* [Directive]
Restate the entries below verbatim.

— start —

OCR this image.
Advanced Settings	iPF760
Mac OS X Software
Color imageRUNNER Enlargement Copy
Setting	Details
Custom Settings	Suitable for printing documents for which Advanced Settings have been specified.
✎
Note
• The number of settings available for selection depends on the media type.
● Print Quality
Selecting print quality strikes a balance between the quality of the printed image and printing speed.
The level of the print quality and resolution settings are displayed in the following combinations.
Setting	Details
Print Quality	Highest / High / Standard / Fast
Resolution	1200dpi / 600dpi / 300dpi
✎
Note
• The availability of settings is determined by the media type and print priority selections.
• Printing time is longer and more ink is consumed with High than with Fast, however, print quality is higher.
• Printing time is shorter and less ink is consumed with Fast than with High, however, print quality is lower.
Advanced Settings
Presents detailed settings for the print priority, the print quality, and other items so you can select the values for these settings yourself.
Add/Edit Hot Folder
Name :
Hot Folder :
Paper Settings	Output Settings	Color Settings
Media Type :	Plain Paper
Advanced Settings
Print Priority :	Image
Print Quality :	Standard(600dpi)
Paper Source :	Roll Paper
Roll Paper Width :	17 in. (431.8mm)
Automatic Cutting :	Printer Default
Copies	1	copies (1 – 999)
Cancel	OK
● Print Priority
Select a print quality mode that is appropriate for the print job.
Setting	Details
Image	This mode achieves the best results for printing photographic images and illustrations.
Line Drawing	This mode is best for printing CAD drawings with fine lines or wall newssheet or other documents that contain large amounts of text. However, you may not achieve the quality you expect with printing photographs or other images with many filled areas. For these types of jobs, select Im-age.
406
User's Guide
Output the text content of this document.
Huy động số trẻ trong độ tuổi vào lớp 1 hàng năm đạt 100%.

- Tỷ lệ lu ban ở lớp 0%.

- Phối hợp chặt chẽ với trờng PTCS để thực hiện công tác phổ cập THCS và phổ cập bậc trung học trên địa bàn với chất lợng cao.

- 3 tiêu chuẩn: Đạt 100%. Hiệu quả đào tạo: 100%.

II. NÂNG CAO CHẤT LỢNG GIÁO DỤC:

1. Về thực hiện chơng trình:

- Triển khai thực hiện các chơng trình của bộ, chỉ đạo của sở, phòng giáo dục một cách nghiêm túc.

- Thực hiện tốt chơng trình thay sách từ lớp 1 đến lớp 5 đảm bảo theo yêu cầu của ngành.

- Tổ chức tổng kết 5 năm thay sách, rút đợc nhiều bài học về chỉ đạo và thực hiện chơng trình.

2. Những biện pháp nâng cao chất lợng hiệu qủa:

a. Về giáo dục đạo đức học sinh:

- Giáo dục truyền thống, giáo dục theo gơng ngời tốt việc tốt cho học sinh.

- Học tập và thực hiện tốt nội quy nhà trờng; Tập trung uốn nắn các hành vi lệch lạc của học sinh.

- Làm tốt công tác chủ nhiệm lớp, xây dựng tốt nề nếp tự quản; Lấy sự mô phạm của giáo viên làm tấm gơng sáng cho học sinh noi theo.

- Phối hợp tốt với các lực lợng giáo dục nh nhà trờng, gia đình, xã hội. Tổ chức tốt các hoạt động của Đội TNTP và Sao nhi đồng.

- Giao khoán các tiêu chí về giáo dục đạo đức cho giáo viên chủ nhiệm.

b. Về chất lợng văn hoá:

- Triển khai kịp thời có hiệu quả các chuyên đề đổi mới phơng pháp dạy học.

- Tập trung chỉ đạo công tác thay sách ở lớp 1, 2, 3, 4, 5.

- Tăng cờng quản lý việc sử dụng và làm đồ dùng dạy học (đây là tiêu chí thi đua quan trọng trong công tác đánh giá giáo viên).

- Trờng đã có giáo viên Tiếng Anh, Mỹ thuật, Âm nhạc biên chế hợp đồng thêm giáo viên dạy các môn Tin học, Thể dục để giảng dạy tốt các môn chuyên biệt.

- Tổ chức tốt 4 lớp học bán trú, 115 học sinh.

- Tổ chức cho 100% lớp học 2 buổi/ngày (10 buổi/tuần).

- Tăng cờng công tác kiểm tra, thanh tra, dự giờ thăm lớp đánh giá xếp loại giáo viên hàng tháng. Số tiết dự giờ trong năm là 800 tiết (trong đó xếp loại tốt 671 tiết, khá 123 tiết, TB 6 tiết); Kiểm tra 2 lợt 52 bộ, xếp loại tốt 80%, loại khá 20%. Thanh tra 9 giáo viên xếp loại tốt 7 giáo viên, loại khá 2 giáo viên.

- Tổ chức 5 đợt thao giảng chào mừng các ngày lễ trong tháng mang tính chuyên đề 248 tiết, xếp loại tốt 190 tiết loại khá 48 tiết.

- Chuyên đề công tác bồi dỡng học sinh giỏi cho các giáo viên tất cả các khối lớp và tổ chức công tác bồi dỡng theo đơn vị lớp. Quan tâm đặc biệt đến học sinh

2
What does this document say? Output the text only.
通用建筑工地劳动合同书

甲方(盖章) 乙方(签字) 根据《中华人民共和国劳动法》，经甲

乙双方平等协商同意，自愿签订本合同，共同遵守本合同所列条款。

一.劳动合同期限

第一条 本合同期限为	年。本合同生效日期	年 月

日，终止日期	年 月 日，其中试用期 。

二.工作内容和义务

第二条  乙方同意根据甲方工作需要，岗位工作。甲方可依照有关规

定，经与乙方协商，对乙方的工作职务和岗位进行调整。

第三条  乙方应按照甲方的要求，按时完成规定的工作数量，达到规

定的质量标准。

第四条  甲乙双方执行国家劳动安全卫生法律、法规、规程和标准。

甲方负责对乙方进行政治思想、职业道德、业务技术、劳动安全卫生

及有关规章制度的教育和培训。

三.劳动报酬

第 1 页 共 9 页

— end —

* [Solution]
OCR this image.
Advanced Settings	iPF760
Mac OS X Software
Color imageRUNNER Enlargement Copy
Setting	Details
Custom Settings	Suitable for printing documents for which Advanced Settings have been specified.
✎
Note
• The number of settings available for selection depends on the media type.
● Print Quality
Selecting print quality strikes a balance between the quality of the printed image and printing speed.
The level of the print quality and resolution settings are displayed in the following combinations.
Setting	Details
Print Quality	Highest / High / Standard / Fast
Resolution	1200dpi / 600dpi / 300dpi
✎
Note
• The availability of settings is determined by the media type and print priority selections.
• Printing time is longer and more ink is consumed with High than with Fast, however, print quality is higher.
• Printing time is shorter and less ink is consumed with Fast than with High, however, print quality is lower.
Advanced Settings
Presents detailed settings for the print priority, the print quality, and other items so you can select the values for these settings yourself.
Add/Edit Hot Folder
Name :
Hot Folder :
Paper Settings	Output Settings	Color Settings
Media Type :	Plain Paper
Advanced Settings
Print Priority :	Image
Print Quality :	Standard(600dpi)
Paper Source :	Roll Paper
Roll Paper Width :	17 in. (431.8mm)
Automatic Cutting :	Printer Default
Copies	1	copies (1 – 999)
Cancel	OK
● Print Priority
Select a print quality mode that is appropriate for the print job.
Setting	Details
Image	This mode achieves the best results for printing photographic images and illustrations.
Line Drawing	This mode is best for printing CAD drawings with fine lines or wall newssheet or other documents that contain large amounts of text. However, you may not achieve the quality you expect with printing photographs or other images with many filled areas. For these types of jobs, select Im-age.
406
User's Guide
Output the text content of this document.
Huy động số trẻ trong độ tuổi vào lớp 1 hàng năm đạt 100%.

- Tỷ lệ lu ban ở lớp 0%.

- Phối hợp chặt chẽ với trờng PTCS để thực hiện công tác phổ cập THCS và phổ cập bậc trung học trên địa bàn với chất lợng cao.

- 3 tiêu chuẩn: Đạt 100%. Hiệu quả đào tạo: 100%.

II. NÂNG CAO CHẤT LỢNG GIÁO DỤC:

1. Về thực hiện chơng trình:

- Triển khai thực hiện các chơng trình của bộ, chỉ đạo của sở, phòng giáo dục một cách nghiêm túc.

- Thực hiện tốt chơng trình thay sách từ lớp 1 đến lớp 5 đảm bảo theo yêu cầu của ngành.

- Tổ chức tổng kết 5 năm thay sách, rút đợc nhiều bài học về chỉ đạo và thực hiện chơng trình.

2. Những biện pháp nâng cao chất lợng hiệu qủa:

a. Về giáo dục đạo đức học sinh:

- Giáo dục truyền thống, giáo dục theo gơng ngời tốt việc tốt cho học sinh.

- Học tập và thực hiện tốt nội quy nhà trờng; Tập trung uốn nắn các hành vi lệch lạc của học sinh.

- Làm tốt công tác chủ nhiệm lớp, xây dựng tốt nề nếp tự quản; Lấy sự mô phạm của giáo viên làm tấm gơng sáng cho học sinh noi theo.

- Phối hợp tốt với các lực lợng giáo dục nh nhà trờng, gia đình, xã hội. Tổ chức tốt các hoạt động của Đội TNTP và Sao nhi đồng.

- Giao khoán các tiêu chí về giáo dục đạo đức cho giáo viên chủ nhiệm.

b. Về chất lợng văn hoá:

- Triển khai kịp thời có hiệu quả các chuyên đề đổi mới phơng pháp dạy học.

- Tập trung chỉ đạo công tác thay sách ở lớp 1, 2, 3, 4, 5.

- Tăng cờng quản lý việc sử dụng và làm đồ dùng dạy học (đây là tiêu chí thi đua quan trọng trong công tác đánh giá giáo viên).

- Trờng đã có giáo viên Tiếng Anh, Mỹ thuật, Âm nhạc biên chế hợp đồng thêm giáo viên dạy các môn Tin học, Thể dục để giảng dạy tốt các môn chuyên biệt.

- Tổ chức tốt 4 lớp học bán trú, 115 học sinh.

- Tổ chức cho 100% lớp học 2 buổi/ngày (10 buổi/tuần).

- Tăng cờng công tác kiểm tra, thanh tra, dự giờ thăm lớp đánh giá xếp loại giáo viên hàng tháng. Số tiết dự giờ trong năm là 800 tiết (trong đó xếp loại tốt 671 tiết, khá 123 tiết, TB 6 tiết); Kiểm tra 2 lợt 52 bộ, xếp loại tốt 80%, loại khá 20%. Thanh tra 9 giáo viên xếp loại tốt 7 giáo viên, loại khá 2 giáo viên.

- Tổ chức 5 đợt thao giảng chào mừng các ngày lễ trong tháng mang tính chuyên đề 248 tiết, xếp loại tốt 190 tiết loại khá 48 tiết.

- Chuyên đề công tác bồi dỡng học sinh giỏi cho các giáo viên tất cả các khối lớp và tổ chức công tác bồi dỡng theo đơn vị lớp. Quan tâm đặc biệt đến học sinh

2
What does this document say? Output the text only.
通用建筑工地劳动合同书

甲方(盖章) 乙方(签字) 根据《中华人民共和国劳动法》，经甲

乙双方平等协商同意，自愿签订本合同，共同遵守本合同所列条款。

一.劳动合同期限

第一条 本合同期限为	年。本合同生效日期	年 月

日，终止日期	年 月 日，其中试用期 。

二.工作内容和义务

第二条  乙方同意根据甲方工作需要，岗位工作。甲方可依照有关规

定，经与乙方协商，对乙方的工作职务和岗位进行调整。

第三条  乙方应按照甲方的要求，按时完成规定的工作数量，达到规

定的质量标准。

第四条  甲乙双方执行国家劳动安全卫生法律、法规、规程和标准。

甲方负责对乙方进行政治思想、职业道德、业务技术、劳动安全卫生

及有关规章制度的教育和培训。

三.劳动报酬

第 1 页 共 9 页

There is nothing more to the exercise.